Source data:
================

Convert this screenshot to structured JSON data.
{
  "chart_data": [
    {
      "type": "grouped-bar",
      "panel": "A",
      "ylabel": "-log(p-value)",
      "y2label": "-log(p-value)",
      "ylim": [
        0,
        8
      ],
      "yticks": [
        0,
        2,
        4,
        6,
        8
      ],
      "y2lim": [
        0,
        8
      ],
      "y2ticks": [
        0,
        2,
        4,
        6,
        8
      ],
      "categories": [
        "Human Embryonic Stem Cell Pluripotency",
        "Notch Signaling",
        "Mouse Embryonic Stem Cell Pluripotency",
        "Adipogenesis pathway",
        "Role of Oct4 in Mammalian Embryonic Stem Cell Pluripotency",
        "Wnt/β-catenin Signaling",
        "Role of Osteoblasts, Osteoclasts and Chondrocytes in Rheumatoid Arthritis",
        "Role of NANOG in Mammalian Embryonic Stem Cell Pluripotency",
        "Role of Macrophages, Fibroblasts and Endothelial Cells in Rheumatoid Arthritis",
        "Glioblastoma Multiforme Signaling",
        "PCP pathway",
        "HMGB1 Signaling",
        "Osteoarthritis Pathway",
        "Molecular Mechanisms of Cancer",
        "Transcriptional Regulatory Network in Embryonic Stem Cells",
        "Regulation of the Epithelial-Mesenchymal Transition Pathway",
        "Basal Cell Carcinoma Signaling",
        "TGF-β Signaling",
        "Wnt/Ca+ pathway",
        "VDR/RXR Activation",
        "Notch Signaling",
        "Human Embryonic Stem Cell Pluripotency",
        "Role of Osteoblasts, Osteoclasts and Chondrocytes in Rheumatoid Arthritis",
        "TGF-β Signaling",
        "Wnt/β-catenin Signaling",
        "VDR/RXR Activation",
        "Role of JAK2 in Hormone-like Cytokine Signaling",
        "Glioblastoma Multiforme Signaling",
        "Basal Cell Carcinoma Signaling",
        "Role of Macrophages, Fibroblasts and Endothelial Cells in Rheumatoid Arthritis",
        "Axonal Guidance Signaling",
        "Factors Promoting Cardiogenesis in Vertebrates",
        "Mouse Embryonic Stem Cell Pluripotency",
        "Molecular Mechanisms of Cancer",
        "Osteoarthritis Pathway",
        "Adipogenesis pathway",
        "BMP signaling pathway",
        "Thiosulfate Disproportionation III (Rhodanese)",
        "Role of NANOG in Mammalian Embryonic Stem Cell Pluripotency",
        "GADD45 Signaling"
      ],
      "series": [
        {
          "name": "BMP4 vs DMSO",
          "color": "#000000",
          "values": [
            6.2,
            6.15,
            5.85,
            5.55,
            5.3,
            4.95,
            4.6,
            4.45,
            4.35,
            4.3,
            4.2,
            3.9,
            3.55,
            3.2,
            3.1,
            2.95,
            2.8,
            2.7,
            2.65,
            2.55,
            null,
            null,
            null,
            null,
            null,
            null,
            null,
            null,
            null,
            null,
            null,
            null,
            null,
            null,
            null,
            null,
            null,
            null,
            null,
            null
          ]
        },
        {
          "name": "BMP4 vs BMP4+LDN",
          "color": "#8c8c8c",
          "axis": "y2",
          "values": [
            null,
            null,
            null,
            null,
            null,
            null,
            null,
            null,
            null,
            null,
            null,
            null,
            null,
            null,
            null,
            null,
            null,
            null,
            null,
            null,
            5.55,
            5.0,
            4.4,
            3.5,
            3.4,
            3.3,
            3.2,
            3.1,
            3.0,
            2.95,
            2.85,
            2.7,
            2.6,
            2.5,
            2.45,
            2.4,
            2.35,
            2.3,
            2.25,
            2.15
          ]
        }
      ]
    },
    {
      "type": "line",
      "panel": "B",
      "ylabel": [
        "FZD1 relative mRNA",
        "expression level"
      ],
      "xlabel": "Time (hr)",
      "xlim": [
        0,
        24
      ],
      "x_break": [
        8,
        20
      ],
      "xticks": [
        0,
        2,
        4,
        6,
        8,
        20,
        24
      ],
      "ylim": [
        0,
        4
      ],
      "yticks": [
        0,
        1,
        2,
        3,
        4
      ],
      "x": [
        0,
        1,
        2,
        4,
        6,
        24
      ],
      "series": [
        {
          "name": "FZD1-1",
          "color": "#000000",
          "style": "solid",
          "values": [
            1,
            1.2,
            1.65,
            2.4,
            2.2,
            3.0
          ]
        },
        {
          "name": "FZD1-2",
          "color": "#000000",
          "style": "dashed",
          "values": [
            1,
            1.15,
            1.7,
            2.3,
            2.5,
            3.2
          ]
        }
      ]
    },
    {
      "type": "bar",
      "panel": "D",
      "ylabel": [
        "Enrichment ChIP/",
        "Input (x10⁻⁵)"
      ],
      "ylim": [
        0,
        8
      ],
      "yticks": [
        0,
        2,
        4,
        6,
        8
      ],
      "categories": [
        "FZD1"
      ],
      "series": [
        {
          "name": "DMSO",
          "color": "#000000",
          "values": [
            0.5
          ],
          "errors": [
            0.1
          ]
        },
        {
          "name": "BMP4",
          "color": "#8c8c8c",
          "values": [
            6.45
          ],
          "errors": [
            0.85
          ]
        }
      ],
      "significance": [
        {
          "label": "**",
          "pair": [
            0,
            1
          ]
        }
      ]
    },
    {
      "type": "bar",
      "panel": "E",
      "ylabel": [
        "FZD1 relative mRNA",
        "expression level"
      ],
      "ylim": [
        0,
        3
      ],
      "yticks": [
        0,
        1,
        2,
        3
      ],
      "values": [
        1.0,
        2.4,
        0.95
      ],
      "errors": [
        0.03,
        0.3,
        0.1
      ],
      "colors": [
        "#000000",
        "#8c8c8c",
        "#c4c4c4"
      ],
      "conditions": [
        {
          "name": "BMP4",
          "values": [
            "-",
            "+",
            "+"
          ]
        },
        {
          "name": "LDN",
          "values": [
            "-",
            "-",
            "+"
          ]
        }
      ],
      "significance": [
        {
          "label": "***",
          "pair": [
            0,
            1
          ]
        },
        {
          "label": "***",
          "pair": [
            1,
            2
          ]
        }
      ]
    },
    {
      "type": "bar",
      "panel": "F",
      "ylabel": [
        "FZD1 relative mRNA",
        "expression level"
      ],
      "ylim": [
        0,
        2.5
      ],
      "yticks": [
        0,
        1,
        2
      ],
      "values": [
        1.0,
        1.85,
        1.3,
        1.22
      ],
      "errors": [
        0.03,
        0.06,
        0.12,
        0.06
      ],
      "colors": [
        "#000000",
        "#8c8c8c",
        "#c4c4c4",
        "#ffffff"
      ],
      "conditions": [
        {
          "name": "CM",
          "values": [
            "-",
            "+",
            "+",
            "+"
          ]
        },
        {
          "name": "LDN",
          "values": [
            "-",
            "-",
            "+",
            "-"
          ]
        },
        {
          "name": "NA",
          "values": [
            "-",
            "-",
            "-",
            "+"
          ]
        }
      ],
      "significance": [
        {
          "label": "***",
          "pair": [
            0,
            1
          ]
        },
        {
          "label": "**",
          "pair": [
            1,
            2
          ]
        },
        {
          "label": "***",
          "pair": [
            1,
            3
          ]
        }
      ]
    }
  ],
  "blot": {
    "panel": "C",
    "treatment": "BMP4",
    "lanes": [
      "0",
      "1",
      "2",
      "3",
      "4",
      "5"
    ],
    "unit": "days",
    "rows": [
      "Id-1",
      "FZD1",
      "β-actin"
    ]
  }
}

================

Assignment: Each entry is to be retyped precisely as it stands.

Answer area:
Convert this screenshot to structured JSON data.
{
  "chart_data": [
    {
      "type": "grouped-bar",
      "panel": "A",
      "ylabel": "-log(p-value)",
      "y2label": "-log(p-value)",
      "ylim": [
        0,
        8
      ],
      "yticks": [
        0,
        2,
        4,
        6,
        8
      ],
      "y2lim": [
        0,
        8
      ],
      "y2ticks": [
        0,
        2,
        4,
        6,
        8
      ],
      "categories": [
        "Human Embryonic Stem Cell Pluripotency",
        "Notch Signaling",
        "Mouse Embryonic Stem Cell Pluripotency",
        "Adipogenesis pathway",
        "Role of Oct4 in Mammalian Embryonic Stem Cell Pluripotency",
        "Wnt/β-catenin Signaling",
        "Role of Osteoblasts, Osteoclasts and Chondrocytes in Rheumatoid Arthritis",
        "Role of NANOG in Mammalian Embryonic Stem Cell Pluripotency",
        "Role of Macrophages, Fibroblasts and Endothelial Cells in Rheumatoid Arthritis",
        "Glioblastoma Multiforme Signaling",
        "PCP pathway",
        "HMGB1 Signaling",
        "Osteoarthritis Pathway",
        "Molecular Mechanisms of Cancer",
        "Transcriptional Regulatory Network in Embryonic Stem Cells",
        "Regulation of the Epithelial-Mesenchymal Transition Pathway",
        "Basal Cell Carcinoma Signaling",
        "TGF-β Signaling",
        "Wnt/Ca+ pathway",
        "VDR/RXR Activation",
        "Notch Signaling",
        "Human Embryonic Stem Cell Pluripotency",
        "Role of Osteoblasts, Osteoclasts and Chondrocytes in Rheumatoid Arthritis",
        "TGF-β Signaling",
        "Wnt/β-catenin Signaling",
        "VDR/RXR Activation",
        "Role of JAK2 in Hormone-like Cytokine Signaling",
        "Glioblastoma Multiforme Signaling",
        "Basal Cell Carcinoma Signaling",
        "Role of Macrophages, Fibroblasts and Endothelial Cells in Rheumatoid Arthritis",
        "Axonal Guidance Signaling",
        "Factors Promoting Cardiogenesis in Vertebrates",
        "Mouse Embryonic Stem Cell Pluripotency",
        "Molecular Mechanisms of Cancer",
        "Osteoarthritis Pathway",
        "Adipogenesis pathway",
        "BMP signaling pathway",
        "Thiosulfate Disproportionation III (Rhodanese)",
        "Role of NANOG in Mammalian Embryonic Stem Cell Pluripotency",
        "GADD45 Signaling"
      ],
      "series": [
        {
          "name": "BMP4 vs DMSO",
          "color": "#000000",
          "values": [
            6.2,
            6.15,
            5.85,
            5.55,
            5.3,
            4.95,
            4.6,
            4.45,
            4.35,
            4.3,
            4.2,
            3.9,
            3.55,
            3.2,
            3.1,
            2.95,
            2.8,
            2.7,
            2.65,
            2.55,
            null,
            null,
            null,
            null,
            null,
            null,
            null,
            null,
            null,
            null,
            null,
            null,
            null,
            null,
            null,
            null,
            null,
            null,
            null,
            null
          ]
        },
        {
          "name": "BMP4 vs BMP4+LDN",
          "color": "#8c8c8c",
          "axis": "y2",
          "values": [
            null,
            null,
            null,
            null,
            null,
            null,
            null,
            null,
            null,
            null,
            null,
            null,
            null,
            null,
            null,
            null,
            null,
            null,
            null,
            null,
            5.55,
            5.0,
            4.4,
            3.5,
            3.4,
            3.3,
            3.2,
            3.1,
            3.0,
            2.95,
            2.85,
            2.7,
            2.6,
            2.5,
            2.45,
            2.4,
            2.35,
            2.3,
            2.25,
            2.15
          ]
        }
      ]
    },
    {
      "type": "line",
      "panel": "B",
      "ylabel": [
        "FZD1 relative mRNA",
        "expression level"
      ],
      "xlabel": "Time (hr)",
      "xlim": [
        0,
        24
      ],
      "x_break": [
        8,
        20
      ],
      "xticks": [
        0,
        2,
        4,
        6,
        8,
        20,
        24
      ],
      "ylim": [
        0,
        4
      ],
      "yticks": [
        0,
        1,
        2,
        3,
        4
      ],
      "x": [
        0,
        1,
        2,
        4,
        6,
        24
      ],
      "series": [
        {
          "name": "FZD1-1",
          "color": "#000000",
          "style": "solid",
          "values": [
            1,
            1.2,
            1.65,
            2.4,
            2.2,
            3.0
          ]
        },
        {
          "name": "FZD1-2",
          "color": "#000000",
          "style": "dashed",
          "values": [
            1,
            1.15,
            1.7,
            2.3,
            2.5,
            3.2
          ]
        }
      ]
    },
    {
      "type": "bar",
      "panel": "D",
      "ylabel": [
        "Enrichment ChIP/",
        "Input (x10⁻⁵)"
      ],
      "ylim": [
        0,
        8
      ],
      "yticks": [
        0,
        2,
        4,
        6,
        8
      ],
      "categories": [
        "FZD1"
      ],
      "series": [
        {
          "name": "DMSO",
          "color": "#000000",
          "values": [
            0.5
          ],
          "errors": [
            0.1
          ]
        },
        {
          "name": "BMP4",
          "color": "#8c8c8c",
          "values": [
            6.45
          ],
          "errors": [
            0.85
          ]
        }
      ],
      "significance": [
        {
          "label": "**",
          "pair": [
            0,
            1
          ]
        }
      ]
    },
    {
      "type": "bar",
      "panel": "E",
      "ylabel": [
        "FZD1 relative mRNA",
        "expression level"
      ],
      "ylim": [
        0,
        3
      ],
      "yticks": [
        0,
        1,
        2,
        3
      ],
      "values": [
        1.0,
        2.4,
        0.95
      ],
      "errors": [
        0.03,
        0.3,
        0.1
      ],
      "colors": [
        "#000000",
        "#8c8c8c",
        "#c4c4c4"
      ],
      "conditions": [
        {
          "name": "BMP4",
          "values": [
            "-",
            "+",
            "+"
          ]
        },
        {
          "name": "LDN",
          "values": [
            "-",
            "-",
            "+"
          ]
        }
      ],
      "significance": [
        {
          "label": "***",
          "pair": [
            0,
            1
          ]
        },
        {
          "label": "***",
          "pair": [
            1,
            2
          ]
        }
      ]
    },
    {
      "type": "bar",
      "panel": "F",
      "ylabel": [
        "FZD1 relative mRNA",
        "expression level"
      ],
      "ylim": [
        0,
        2.5
      ],
      "yticks": [
        0,
        1,
        2
      ],
      "values": [
        1.0,
        1.85,
        1.3,
        1.22
      ],
      "errors": [
        0.03,
        0.06,
        0.12,
        0.06
      ],
      "colors": [
        "#000000",
        "#8c8c8c",
        "#c4c4c4",
        "#ffffff"
      ],
      "conditions": [
        {
          "name": "CM",
          "values": [
            "-",
            "+",
            "+",
            "+"
          ]
        },
        {
          "name": "LDN",
          "values": [
            "-",
            "-",
            "+",
            "-"
          ]
        },
        {
          "name": "NA",
          "values": [
            "-",
            "-",
            "-",
            "+"
          ]
        }
      ],
      "significance": [
        {
          "label": "***",
          "pair": [
            0,
            1
          ]
        },
        {
          "label": "**",
          "pair": [
            1,
            2
          ]
        },
        {
          "label": "***",
          "pair": [
            1,
            3
          ]
        }
      ]
    }
  ],
  "blot": {
    "panel": "C",
    "treatment": "BMP4",
    "lanes": [
      "0",
      "1",
      "2",
      "3",
      "4",
      "5"
    ],
    "unit": "days",
    "rows": [
      "Id-1",
      "FZD1",
      "β-actin"
    ]
  }
}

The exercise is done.